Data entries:
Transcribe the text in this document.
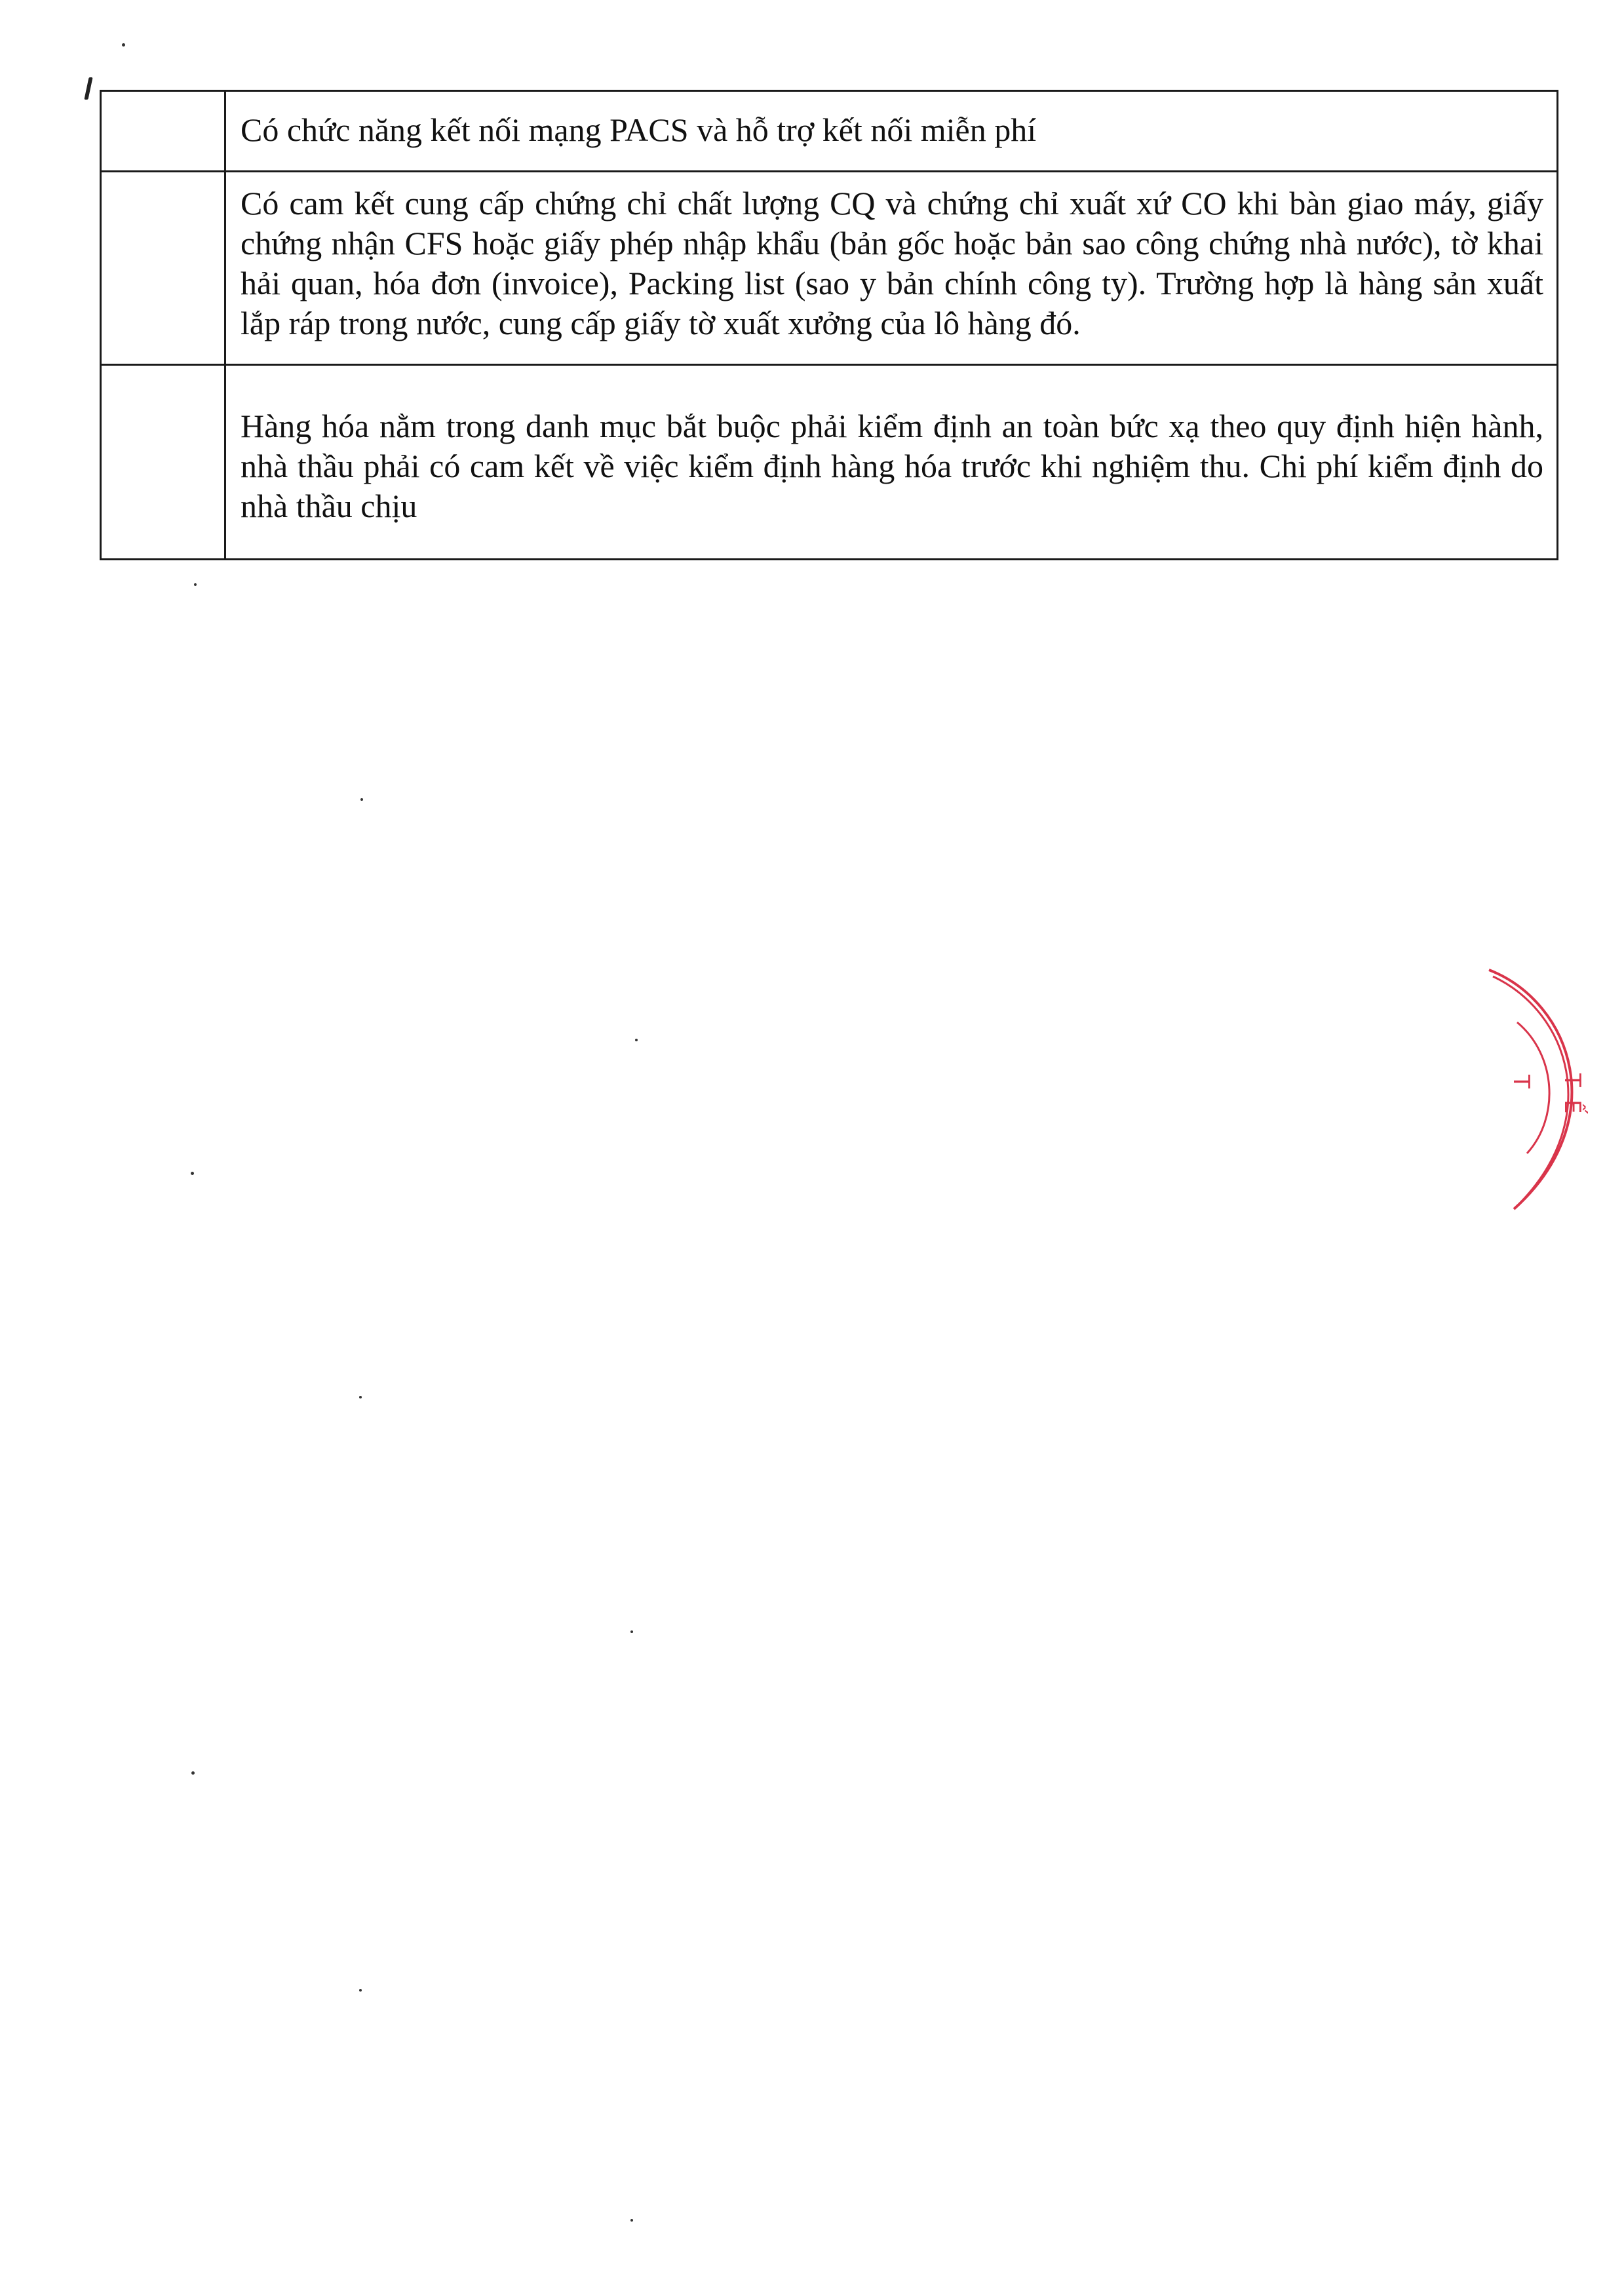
	Có chức năng kết nối mạng PACS và hỗ trợ kết nối miễn phí

	Có cam kết cung cấp chứng chỉ chất lượng CQ và chứng chỉ xuất xứ CO khi bàn giao máy, giấy chứng nhận CFS hoặc giấy phép nhập khẩu (bản gốc hoặc bản sao công chứng nhà nước), tờ khai hải quan, hóa đơn (invoice), Packing list (sao y bản chính công ty). Trường hợp là hàng sản xuất lắp ráp trong nước, cung cấp giấy tờ xuất xưởng của lô hàng đó.

	Hàng hóa nằm trong danh mục bắt buộc phải kiểm định an toàn bức xạ theo quy định hiện hành, nhà thầu phải có cam kết về việc kiểm định hàng hóa trước khi nghiệm thu. Chi phí kiểm định do nhà thầu chịu
T
Ế
T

Objective: Repeat the data exactly, without the pictures.

Solution below:
Transcribe the text in this document.
	Có chức năng kết nối mạng PACS và hỗ trợ kết nối miễn phí

	Có cam kết cung cấp chứng chỉ chất lượng CQ và chứng chỉ xuất xứ CO khi bàn giao máy, giấy chứng nhận CFS hoặc giấy phép nhập khẩu (bản gốc hoặc bản sao công chứng nhà nước), tờ khai hải quan, hóa đơn (invoice), Packing list (sao y bản chính công ty). Trường hợp là hàng sản xuất lắp ráp trong nước, cung cấp giấy tờ xuất xưởng của lô hàng đó.

	Hàng hóa nằm trong danh mục bắt buộc phải kiểm định an toàn bức xạ theo quy định hiện hành, nhà thầu phải có cam kết về việc kiểm định hàng hóa trước khi nghiệm thu. Chi phí kiểm định do nhà thầu chịu
T
Ế
T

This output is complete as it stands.